— start of Provided data —

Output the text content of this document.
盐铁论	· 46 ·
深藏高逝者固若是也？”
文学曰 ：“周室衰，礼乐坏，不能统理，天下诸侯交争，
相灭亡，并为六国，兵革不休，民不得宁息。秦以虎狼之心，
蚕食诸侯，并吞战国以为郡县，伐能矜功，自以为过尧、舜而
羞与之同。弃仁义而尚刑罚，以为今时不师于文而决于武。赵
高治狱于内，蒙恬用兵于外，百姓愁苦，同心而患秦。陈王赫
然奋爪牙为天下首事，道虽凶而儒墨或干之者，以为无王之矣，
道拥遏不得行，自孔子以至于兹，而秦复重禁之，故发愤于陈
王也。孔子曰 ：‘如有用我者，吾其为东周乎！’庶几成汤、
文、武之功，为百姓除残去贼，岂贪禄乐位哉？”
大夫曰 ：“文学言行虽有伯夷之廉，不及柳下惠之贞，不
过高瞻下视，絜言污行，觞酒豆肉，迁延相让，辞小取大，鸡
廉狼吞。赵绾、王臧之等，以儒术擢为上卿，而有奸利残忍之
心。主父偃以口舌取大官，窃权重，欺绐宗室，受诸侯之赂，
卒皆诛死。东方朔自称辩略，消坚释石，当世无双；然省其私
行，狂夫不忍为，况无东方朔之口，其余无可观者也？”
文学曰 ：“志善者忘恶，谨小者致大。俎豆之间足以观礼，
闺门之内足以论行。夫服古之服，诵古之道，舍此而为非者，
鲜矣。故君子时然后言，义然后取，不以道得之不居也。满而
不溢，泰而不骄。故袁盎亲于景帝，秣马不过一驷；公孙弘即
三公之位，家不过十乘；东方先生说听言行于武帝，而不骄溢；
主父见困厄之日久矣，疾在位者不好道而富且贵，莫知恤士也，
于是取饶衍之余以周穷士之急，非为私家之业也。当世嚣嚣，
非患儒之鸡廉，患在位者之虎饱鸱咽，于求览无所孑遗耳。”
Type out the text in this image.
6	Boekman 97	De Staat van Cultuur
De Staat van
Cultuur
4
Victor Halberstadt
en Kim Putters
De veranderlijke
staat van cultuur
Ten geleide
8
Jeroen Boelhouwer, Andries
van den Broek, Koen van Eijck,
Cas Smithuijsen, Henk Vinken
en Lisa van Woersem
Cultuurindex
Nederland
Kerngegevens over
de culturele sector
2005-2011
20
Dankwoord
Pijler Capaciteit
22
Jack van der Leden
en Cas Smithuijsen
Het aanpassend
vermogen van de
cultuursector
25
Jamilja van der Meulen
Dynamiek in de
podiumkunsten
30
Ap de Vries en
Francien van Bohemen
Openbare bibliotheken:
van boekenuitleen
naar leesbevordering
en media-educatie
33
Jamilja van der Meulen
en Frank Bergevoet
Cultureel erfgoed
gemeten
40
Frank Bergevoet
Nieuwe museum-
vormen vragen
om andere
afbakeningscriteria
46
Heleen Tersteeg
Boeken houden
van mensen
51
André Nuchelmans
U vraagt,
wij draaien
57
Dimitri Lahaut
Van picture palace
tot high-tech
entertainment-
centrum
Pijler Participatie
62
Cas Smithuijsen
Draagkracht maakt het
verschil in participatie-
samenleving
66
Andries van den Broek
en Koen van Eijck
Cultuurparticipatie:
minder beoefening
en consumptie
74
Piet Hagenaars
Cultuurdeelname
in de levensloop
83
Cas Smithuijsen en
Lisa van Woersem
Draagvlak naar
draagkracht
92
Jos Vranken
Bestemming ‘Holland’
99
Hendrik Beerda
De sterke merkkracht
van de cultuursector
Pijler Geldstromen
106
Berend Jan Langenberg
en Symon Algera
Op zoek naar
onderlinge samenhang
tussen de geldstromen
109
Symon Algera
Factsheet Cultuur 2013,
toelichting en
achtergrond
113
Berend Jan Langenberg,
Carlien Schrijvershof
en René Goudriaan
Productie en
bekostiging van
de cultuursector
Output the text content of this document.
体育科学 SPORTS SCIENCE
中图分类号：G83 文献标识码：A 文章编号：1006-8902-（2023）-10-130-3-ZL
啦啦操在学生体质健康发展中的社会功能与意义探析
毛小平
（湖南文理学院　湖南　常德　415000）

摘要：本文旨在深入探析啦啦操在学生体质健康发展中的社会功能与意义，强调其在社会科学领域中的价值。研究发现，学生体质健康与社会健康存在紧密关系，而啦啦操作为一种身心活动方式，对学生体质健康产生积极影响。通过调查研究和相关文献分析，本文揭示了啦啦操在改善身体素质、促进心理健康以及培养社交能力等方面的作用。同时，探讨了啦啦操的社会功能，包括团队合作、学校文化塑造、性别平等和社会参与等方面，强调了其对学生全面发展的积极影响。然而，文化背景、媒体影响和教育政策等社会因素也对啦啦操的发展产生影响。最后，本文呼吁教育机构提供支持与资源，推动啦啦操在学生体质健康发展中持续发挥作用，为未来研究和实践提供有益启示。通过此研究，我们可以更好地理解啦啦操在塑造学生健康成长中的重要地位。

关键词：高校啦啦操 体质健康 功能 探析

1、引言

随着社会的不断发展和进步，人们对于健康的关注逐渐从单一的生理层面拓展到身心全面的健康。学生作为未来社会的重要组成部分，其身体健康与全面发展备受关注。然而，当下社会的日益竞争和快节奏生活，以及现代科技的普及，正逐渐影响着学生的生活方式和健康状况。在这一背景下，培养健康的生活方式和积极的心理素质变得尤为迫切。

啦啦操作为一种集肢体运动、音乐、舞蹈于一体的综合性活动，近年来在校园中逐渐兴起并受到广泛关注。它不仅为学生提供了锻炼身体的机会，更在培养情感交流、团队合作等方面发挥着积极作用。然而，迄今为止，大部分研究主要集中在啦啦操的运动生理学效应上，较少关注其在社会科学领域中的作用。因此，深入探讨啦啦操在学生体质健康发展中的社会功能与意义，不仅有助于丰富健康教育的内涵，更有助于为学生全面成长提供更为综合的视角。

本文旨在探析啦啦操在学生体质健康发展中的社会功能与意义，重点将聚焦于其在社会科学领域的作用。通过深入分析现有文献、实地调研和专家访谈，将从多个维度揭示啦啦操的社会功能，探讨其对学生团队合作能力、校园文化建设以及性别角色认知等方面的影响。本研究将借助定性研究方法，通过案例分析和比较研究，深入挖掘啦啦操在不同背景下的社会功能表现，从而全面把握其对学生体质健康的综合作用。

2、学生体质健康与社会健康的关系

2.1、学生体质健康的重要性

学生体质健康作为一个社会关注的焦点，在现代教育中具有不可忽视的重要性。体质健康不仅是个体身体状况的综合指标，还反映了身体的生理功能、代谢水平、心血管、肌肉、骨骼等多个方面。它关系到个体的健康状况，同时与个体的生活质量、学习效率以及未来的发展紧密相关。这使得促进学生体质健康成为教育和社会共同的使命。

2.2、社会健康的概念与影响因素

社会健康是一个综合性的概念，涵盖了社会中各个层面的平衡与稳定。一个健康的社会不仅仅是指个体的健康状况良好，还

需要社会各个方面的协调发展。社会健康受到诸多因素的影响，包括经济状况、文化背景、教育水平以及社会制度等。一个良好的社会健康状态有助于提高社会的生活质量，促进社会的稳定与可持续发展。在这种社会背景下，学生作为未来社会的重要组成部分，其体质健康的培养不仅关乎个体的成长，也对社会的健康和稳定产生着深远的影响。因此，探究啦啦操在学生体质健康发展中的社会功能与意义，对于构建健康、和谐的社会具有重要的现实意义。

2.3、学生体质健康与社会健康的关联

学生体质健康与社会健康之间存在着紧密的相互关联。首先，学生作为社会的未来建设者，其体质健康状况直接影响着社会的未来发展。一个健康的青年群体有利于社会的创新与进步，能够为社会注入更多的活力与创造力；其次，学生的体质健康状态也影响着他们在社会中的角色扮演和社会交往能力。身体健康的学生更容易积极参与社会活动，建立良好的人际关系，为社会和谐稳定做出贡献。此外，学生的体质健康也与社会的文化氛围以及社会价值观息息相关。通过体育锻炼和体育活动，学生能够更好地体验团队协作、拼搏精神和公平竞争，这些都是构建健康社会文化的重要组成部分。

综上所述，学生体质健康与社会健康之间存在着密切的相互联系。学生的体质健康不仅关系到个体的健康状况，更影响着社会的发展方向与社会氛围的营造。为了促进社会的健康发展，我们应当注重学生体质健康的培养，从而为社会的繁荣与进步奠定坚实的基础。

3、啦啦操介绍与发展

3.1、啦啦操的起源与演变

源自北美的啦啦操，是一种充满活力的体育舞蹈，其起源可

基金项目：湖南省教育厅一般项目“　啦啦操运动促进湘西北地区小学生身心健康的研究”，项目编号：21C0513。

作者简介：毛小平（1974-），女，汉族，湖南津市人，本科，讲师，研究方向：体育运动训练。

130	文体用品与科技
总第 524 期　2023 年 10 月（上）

— end of Provided data —

What to work on. Search the entries for "Langenberg" and copy out each line that has it.

Written answer.
Berend Jan Langenberg
Berend Jan Langenberg,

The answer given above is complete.